SBN

ZoneZero™ can Prevent Further Lateral Movement Within Compromised Organizations.

VPNs have been a cornerstone of secure networking for the last 20+ year. They provide employees and third parties with secure remote access to corporate networks and services. However, as technology evolves, most VPNs lack the ability to enforce the narrow, granular permissions that enterprises require.

Cybercriminals are exploiting these vulnerabilities to launch attacks against popular enterprise VPN products Pulse Secure and Fortinet’s FortiGate. In mid August,  threat intelligence website Bad Packets reported that their honeypots detected opportunistic mass scanning activity from a host in Spain that was targeting Pulse Secure’s “Pulse Connect Secure” VPN server endpoints vulnerable to CVE-2019-11510. This arbitrary file reading vulnerability allows sensitive information disclosure, which allows unauthenticated attackers to access private keys and user passwords. They found that 14,528 Pulse Secure VPN endpoints were vulnerable to CVE-2019-11510 in 121 countries in 2,535 systems.

The vulnerabilities were initially disclosed in a lecture titled “Infiltrating Corporate Intranet Like NSA: Pre-auth RCE on Leading SSL VPNs” at this summer’s Black Hat. In a correlating blog post, presenters Meh Chang and Orange Tsai detailed their POC launched against SSL VPNs. The POC was intended to determine whether SSL VPNs, while very convenient, areas secure as site-to-site VPNs. Turns out, they contain some critical vulnerabilities that with the right know-how, can be exploited. And though Chang and Tsai didn’t disclose the final malicious string that makes the entire exploit work, it was only a matter of time before attackers figured it out and used it against the VPNs in question.

Both companies apparently knew about the vulnerabilities before they were exploited in the POC and had urged users to patch their VPNs as long as four months ago — but to this day, many remain unpatched.

It comes as no surprise that VNPs alone are exploitable. Experts and security firms have been saying for years that sensitive enterprises should be moving away from VPNs to solutions like Software Defined Perimeters, which provide access on a highly granular basis. But many organizations have invested so heavily in their VPN infrastructure and rely on them for convenient access. In many cases, migrating away from a solution that works (even if not optimally) doesn’t seem to make sense.

ZoneZero™ is the first ever Software Defined Perimeter (SDP, otherwise known as Zero Trust Network Access) solution designed to enhance organizations’ existing Virtual Private Network (VPN) security with Zero Trust capabilities and minimum infrastructure changes. It is built  to work together with your  existing VPN infrastructure, enhancing VPN security by adding SDP capabilities while yielding a more fortified SDP and VPN infrastructure together. Deploying Safe-T ZoneZero allows organizations using VPN to easily start their journey towards SDP.

[Saved data entries]

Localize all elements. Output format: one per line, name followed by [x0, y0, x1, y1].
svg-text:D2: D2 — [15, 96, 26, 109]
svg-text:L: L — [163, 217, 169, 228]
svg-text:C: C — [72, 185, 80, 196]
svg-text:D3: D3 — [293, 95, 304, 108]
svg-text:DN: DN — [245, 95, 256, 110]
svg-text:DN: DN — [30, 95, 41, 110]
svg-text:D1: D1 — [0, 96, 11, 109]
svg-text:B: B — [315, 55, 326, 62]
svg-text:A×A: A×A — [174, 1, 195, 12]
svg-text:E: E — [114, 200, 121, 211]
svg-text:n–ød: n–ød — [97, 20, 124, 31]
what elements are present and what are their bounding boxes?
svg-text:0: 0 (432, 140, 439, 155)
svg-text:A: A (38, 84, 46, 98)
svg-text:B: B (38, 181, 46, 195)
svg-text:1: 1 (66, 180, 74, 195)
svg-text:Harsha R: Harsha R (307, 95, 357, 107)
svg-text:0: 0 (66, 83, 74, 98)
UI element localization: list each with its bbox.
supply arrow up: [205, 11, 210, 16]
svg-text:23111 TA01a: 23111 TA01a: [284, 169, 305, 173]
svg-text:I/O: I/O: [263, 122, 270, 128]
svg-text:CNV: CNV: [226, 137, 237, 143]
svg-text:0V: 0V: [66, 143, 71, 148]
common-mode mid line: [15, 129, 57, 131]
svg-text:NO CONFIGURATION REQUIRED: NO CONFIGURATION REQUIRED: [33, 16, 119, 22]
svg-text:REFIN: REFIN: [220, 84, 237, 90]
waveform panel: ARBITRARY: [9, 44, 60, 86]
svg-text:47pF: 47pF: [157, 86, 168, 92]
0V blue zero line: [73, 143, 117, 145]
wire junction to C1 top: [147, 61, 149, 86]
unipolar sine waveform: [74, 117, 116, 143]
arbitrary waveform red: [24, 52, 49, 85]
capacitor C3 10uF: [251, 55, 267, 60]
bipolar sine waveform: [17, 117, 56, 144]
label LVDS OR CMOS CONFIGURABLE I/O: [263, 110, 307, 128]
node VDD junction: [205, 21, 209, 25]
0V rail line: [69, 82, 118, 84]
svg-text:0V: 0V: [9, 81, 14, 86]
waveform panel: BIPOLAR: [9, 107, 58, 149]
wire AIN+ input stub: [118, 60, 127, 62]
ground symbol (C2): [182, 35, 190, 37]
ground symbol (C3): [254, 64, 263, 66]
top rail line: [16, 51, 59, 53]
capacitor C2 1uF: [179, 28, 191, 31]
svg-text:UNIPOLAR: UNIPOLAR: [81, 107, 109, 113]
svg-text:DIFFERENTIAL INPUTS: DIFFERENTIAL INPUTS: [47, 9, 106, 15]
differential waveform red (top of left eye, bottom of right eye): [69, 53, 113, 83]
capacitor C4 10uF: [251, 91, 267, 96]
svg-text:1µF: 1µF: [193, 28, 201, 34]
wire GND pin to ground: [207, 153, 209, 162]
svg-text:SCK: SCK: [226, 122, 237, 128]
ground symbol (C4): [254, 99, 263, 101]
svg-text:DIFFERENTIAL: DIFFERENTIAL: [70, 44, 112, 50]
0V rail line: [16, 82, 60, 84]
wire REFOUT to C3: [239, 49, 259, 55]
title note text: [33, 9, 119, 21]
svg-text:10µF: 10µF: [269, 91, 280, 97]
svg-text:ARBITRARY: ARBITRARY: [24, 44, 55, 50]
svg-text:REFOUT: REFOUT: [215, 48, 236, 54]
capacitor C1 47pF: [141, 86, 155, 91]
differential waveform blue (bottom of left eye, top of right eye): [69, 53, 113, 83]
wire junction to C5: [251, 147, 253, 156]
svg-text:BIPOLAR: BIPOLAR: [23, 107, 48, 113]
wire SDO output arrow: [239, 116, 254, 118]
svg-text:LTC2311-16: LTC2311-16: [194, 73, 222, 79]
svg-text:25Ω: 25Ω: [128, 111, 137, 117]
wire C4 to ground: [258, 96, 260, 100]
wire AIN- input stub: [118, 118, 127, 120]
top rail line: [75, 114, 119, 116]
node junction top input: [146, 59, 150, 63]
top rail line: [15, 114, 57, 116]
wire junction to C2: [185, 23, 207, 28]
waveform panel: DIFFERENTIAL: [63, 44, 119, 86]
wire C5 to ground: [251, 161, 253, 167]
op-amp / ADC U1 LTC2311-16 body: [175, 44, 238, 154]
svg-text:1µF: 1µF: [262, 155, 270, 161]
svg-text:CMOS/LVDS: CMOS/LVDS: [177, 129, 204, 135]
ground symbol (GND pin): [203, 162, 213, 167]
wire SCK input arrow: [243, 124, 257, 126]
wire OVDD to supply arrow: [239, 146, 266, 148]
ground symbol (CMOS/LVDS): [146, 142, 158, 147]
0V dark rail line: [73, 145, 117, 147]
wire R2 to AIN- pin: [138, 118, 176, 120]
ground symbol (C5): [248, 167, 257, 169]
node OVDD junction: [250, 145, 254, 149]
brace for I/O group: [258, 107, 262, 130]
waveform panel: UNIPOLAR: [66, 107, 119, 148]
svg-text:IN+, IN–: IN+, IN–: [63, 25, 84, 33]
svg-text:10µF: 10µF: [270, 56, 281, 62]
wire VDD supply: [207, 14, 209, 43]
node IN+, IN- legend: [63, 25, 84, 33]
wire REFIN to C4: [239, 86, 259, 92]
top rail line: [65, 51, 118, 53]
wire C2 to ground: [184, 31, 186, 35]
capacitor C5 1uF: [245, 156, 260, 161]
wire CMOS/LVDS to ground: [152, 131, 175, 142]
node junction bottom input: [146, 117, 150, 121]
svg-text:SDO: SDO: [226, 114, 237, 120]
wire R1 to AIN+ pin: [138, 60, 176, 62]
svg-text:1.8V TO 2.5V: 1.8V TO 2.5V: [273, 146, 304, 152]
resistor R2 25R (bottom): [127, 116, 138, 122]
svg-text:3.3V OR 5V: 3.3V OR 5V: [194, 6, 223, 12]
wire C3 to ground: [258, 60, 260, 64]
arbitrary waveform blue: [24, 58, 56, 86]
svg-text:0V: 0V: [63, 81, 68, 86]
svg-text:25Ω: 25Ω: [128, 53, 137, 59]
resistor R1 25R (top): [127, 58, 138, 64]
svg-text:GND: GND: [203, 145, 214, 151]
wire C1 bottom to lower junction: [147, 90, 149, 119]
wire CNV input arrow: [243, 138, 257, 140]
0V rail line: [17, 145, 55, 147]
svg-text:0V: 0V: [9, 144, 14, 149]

> What you will do:
**A.** According to the VPN security text, why do many organizations keep their VPNs instead of moving to other solutions? Answer in one to three sentences.
**B.** How many Pulse Secure VPN endpoints does the VPN security text report as vulnerable to CVE-2019-11510?
**C.** Reproduce the passage of the VPN security text from "It comes as" to "to make sense.".
The listing has no connection to the VPN security text.

> Answers to the exercise:
**A.** Many organizations have invested heavily in their VPN infrastructure and rely on it for convenient access. In many cases, migrating away from a solution that works, even if not optimally, does not seem to make sense.

**B.** 14,528 endpoints.

**C.**
It comes as no surprise that VNPs alone are exploitable. Experts and security firms have been saying for years that sensitive enterprises should be moving away from VPNs to solutions like Software Defined Perimeters, which provide access on a highly granular basis. But many organizations have invested so heavily in their VPN infrastructure and rely on them for convenient access. In many cases, migrating away from a solution that works (even if not optimally) doesn’t seem to make sense.